Mr. Armstrong wrote in the Plain Truth, May 1980, “God is omniscient. God is omnipresent—everywhere present at once! Not in His Person formed like that of a human, but through the Holy Spirit that emanates from the Person of God the Father and also from Christ the Son. I can, through the sense of sight, see stars millions of light-years away—but I cannot act on them. But God can project His Spirit from where He is in Person to any and every point in the vastness of the universe—and more, He can act on all such things!” (emphasis added throughout).

Why is the Spirit a He?

If the Holy Spirit is not a member of Elohim, and is not a separate entity, why then is the Holy Spirit referred to as “he” in Scripture? And sometimes it is called “Holy Ghost.” Is this what God inspired?

John 14:26 is an example of where the Holy Spirit is referred to as “he.” You can find other instances in chapters 15 and 16.

Like many other languages, the Greek language has what is called a gender for every noun. The gender can either be masculine, feminine or neuter. All pronouns in Greek must agree in gender with the noun they refer to. For example, the Greek word for “Comforter” in John 14:26 is “parakletos,” and is masculine in form. Afterward, the pronoun “he” has been used to take its place. However, this Greek grammatical tool should not be used to try to establish a Bible truth or doctrine.

On top of this, the translators of the King James Version (kjv), being adherents of the trinity doctrine, sometimes deliberately mistranslated the grammatically gender neuter word pneuma (referring to God’s Spirit) into pronouns “he” and “him” when they should have used what the translation called for, “it.” Romans 8:16 and Acts 2:2-3 are examples where they got it right.

Such errors in translation call the authenticity of God’s truth into question. Why, for instance, are there translation errors in the kjv? For that matter, why are there errors in every Bible version except the Hebrew and Greek source texts? Do these errors in translation mean the Bible is corrupt? No, emphatically not. They are just that: errors in translation. The mistakes of men don’t nullify the faithfulness of God or the accuracy of the original source texts. Read Luke 16:17.

For thousands of years, God has divinely preserved the accuracy of His Word! What is clear is that, except for the inspired source texts, no translation is perfect.
-*-
* SHORT TASK: According to the passage on the Holy Spirit, what is the Greek word for "Comforter" in John 14:26? The material after this comes from a different source.

* COLLECTED DATA:
-*-
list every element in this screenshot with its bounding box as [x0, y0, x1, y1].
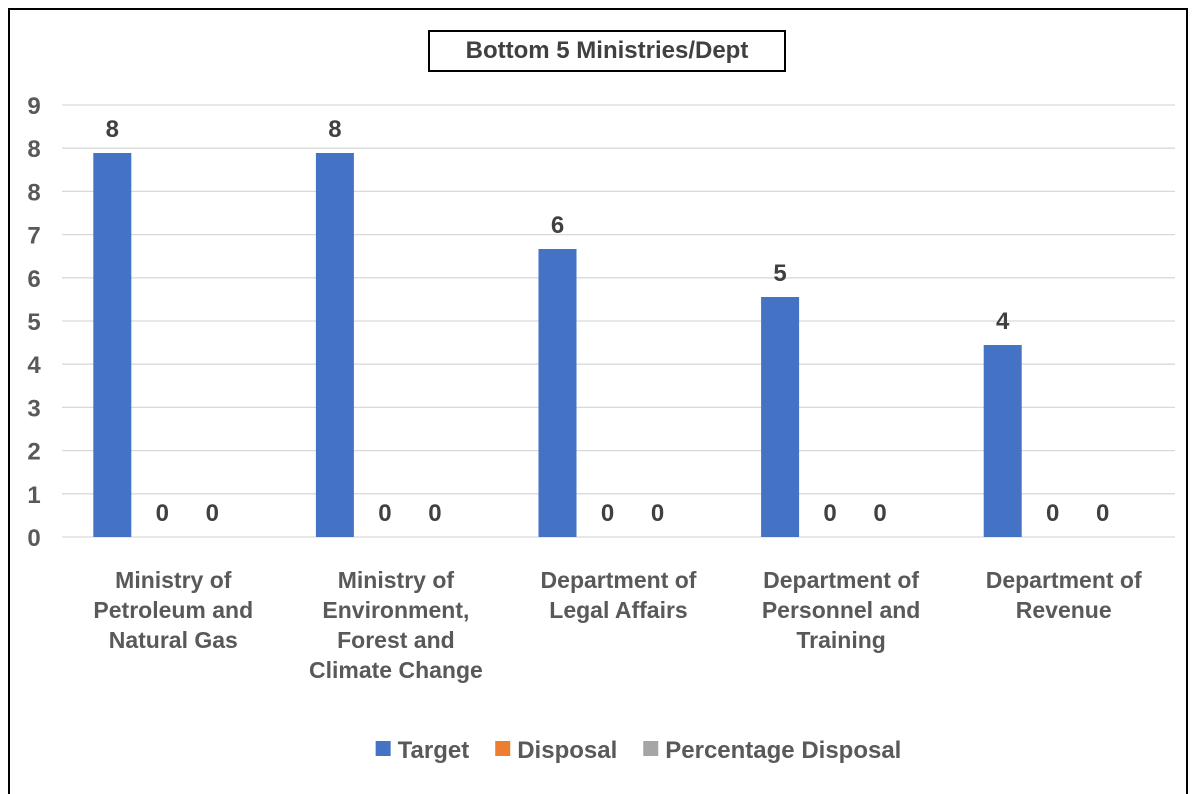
-*-
* THE RESPONSE: Parakletos